Give the number of lines in the data that hold the string "envpol". Nothing else is needed.

>>>>

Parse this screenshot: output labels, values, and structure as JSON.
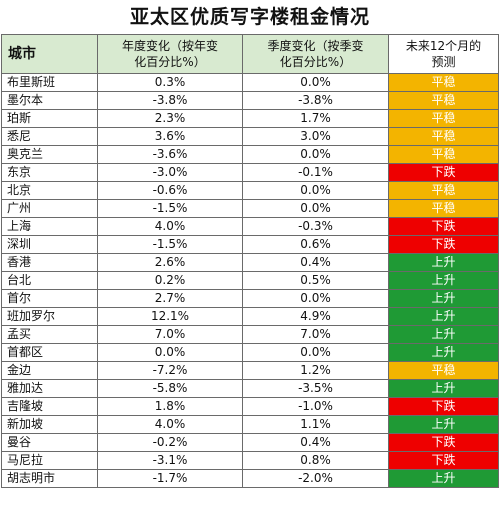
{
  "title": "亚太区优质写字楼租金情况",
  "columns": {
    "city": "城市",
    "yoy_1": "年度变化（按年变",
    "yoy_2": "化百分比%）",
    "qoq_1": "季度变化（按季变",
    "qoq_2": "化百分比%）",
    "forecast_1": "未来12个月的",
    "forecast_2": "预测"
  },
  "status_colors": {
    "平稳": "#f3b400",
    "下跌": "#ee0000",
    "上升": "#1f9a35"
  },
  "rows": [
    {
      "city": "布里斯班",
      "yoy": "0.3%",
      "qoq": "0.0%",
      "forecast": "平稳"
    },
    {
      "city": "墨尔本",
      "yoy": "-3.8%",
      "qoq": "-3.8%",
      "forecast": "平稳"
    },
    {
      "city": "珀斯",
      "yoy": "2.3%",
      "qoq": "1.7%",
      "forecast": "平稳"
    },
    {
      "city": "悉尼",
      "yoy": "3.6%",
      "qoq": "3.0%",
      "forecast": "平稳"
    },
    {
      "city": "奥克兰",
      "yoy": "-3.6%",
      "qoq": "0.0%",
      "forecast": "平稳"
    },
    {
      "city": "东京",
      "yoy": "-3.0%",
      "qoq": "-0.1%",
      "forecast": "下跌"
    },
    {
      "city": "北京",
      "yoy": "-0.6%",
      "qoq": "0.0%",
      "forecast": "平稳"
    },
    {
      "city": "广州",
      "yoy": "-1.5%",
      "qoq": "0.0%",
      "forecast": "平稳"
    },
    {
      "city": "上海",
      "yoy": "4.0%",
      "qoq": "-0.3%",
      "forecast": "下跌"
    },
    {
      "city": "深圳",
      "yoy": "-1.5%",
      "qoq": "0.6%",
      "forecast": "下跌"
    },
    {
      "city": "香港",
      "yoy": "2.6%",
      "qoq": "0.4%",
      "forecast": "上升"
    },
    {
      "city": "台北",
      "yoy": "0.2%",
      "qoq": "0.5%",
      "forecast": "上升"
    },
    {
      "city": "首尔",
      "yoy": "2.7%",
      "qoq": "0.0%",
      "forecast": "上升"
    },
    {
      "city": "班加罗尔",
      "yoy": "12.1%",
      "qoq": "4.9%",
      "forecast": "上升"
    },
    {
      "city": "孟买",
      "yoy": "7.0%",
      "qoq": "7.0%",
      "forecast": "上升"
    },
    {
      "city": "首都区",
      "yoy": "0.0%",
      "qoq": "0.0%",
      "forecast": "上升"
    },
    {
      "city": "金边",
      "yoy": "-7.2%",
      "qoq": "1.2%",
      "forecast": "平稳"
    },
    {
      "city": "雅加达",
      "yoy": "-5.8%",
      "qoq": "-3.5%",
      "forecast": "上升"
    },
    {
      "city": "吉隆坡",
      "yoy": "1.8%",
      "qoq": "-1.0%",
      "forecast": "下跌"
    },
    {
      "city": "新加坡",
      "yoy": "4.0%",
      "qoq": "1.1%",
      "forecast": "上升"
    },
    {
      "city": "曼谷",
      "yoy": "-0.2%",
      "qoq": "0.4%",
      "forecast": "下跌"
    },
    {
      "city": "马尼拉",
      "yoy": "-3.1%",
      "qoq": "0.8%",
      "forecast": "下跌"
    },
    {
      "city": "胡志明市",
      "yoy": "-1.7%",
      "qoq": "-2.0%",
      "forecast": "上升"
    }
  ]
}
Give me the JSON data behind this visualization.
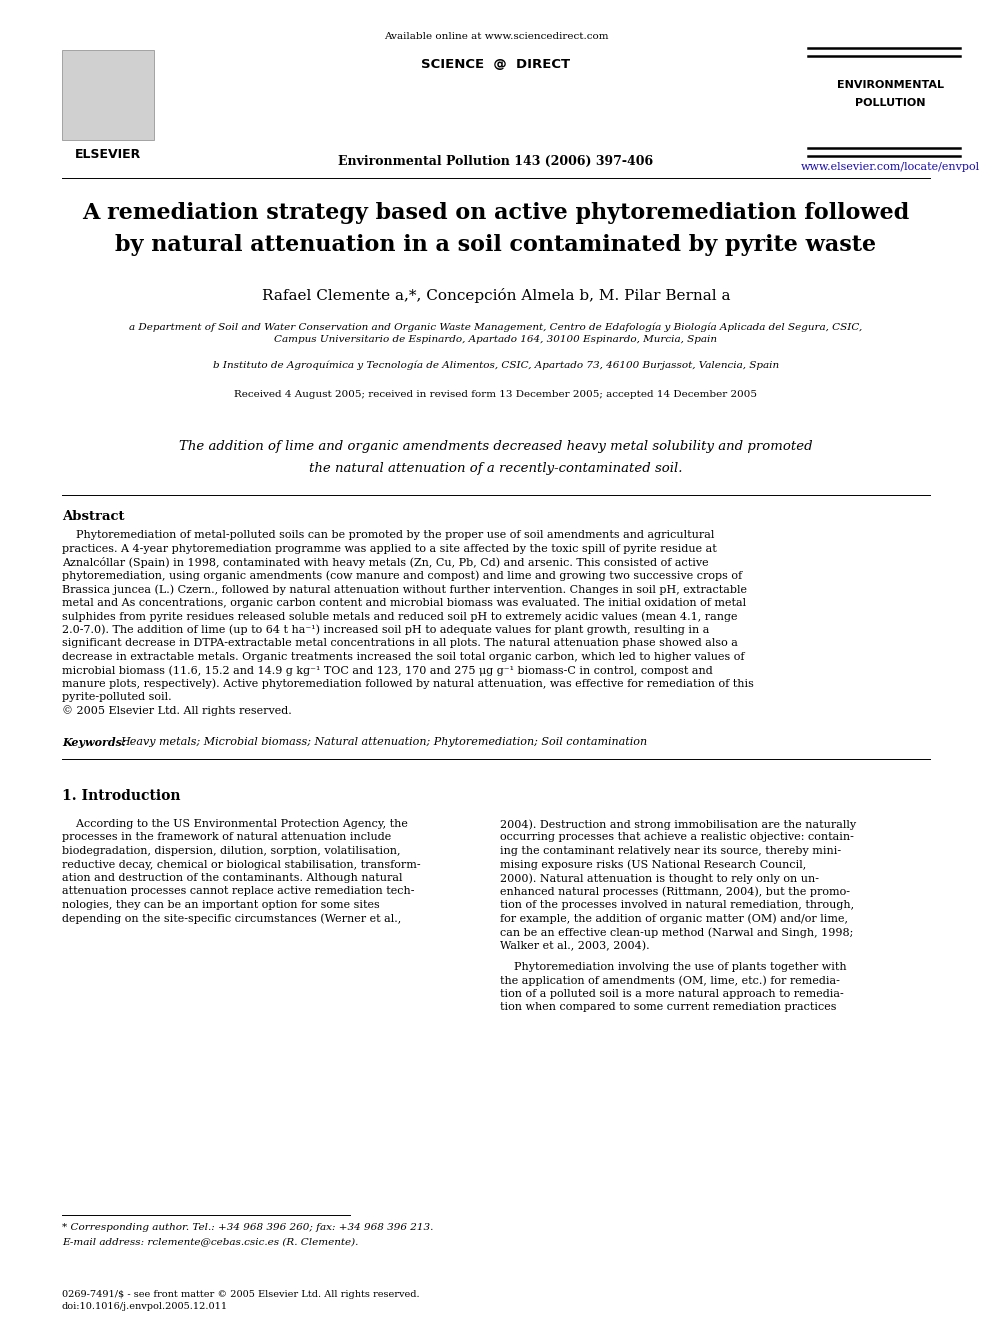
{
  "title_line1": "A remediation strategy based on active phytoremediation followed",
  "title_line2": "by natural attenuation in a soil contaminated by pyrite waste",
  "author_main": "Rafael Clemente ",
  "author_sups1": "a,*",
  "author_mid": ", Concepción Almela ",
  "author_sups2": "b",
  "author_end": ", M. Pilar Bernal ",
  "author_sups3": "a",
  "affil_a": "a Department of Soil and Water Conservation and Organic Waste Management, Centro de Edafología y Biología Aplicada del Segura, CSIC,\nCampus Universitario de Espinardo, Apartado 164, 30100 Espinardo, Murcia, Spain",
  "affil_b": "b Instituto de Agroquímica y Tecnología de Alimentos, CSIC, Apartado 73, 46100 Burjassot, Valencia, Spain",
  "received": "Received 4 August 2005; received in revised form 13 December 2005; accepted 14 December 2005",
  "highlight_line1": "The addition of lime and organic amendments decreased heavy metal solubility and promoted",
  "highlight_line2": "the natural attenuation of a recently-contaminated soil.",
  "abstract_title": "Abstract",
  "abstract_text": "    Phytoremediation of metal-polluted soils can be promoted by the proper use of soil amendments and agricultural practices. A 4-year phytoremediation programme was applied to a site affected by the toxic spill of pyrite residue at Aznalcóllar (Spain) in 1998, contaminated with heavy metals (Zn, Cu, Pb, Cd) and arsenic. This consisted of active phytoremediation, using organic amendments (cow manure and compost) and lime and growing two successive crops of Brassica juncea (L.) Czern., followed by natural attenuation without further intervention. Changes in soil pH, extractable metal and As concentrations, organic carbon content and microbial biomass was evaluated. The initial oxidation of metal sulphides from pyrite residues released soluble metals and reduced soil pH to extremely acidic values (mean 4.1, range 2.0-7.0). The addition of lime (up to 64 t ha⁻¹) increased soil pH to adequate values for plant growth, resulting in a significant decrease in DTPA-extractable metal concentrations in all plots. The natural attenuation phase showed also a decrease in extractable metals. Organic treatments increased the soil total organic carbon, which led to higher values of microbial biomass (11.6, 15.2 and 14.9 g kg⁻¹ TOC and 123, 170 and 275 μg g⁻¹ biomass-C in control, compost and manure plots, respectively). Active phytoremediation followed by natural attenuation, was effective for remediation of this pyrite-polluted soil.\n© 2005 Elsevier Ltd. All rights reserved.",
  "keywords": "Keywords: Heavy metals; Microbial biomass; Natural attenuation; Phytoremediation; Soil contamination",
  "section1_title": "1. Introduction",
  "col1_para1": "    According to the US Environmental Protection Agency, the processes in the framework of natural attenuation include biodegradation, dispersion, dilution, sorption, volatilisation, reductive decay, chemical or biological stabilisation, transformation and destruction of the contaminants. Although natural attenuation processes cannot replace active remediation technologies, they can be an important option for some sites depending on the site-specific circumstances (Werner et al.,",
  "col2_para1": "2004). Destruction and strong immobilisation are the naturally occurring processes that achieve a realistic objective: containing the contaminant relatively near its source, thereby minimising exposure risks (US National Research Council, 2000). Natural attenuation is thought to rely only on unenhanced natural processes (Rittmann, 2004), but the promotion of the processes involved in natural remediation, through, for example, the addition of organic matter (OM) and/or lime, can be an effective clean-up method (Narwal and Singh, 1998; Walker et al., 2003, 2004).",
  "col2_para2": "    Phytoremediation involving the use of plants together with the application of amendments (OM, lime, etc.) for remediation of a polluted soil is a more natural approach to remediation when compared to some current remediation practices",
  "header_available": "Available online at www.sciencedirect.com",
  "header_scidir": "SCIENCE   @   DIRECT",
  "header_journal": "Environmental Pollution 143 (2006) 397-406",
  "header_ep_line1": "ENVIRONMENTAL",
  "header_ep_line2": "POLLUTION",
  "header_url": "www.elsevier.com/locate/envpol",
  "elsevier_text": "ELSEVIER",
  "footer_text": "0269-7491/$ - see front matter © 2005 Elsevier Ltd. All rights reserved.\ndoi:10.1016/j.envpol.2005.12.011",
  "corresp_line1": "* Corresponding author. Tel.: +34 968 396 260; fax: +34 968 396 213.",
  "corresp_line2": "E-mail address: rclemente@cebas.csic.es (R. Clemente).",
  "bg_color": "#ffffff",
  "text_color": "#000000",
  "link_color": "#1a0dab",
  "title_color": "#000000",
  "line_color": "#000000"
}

<<<<
>>>>

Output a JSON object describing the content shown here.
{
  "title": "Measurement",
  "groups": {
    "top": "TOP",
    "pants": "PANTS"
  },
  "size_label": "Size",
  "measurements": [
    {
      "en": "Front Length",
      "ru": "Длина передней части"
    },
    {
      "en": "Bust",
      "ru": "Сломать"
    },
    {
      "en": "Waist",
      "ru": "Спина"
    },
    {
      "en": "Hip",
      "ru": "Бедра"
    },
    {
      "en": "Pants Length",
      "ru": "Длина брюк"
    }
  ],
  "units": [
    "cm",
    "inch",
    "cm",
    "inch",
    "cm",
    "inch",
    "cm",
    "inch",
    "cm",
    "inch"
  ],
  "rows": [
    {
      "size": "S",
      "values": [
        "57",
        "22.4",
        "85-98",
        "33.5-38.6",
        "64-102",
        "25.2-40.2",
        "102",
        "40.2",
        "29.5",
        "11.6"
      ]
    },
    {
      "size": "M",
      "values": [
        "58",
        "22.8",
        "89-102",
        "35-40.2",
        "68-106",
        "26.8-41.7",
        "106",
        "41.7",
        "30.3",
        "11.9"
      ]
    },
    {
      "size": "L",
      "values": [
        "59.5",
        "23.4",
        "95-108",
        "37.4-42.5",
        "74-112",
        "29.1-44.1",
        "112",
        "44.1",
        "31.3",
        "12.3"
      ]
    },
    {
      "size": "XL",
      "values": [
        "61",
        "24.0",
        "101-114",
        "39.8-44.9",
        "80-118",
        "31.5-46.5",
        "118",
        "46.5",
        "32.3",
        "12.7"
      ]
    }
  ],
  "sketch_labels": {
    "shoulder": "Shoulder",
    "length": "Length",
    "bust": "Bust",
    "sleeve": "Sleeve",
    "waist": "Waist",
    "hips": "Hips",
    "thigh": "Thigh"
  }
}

<<<<

* [Finished answer]
2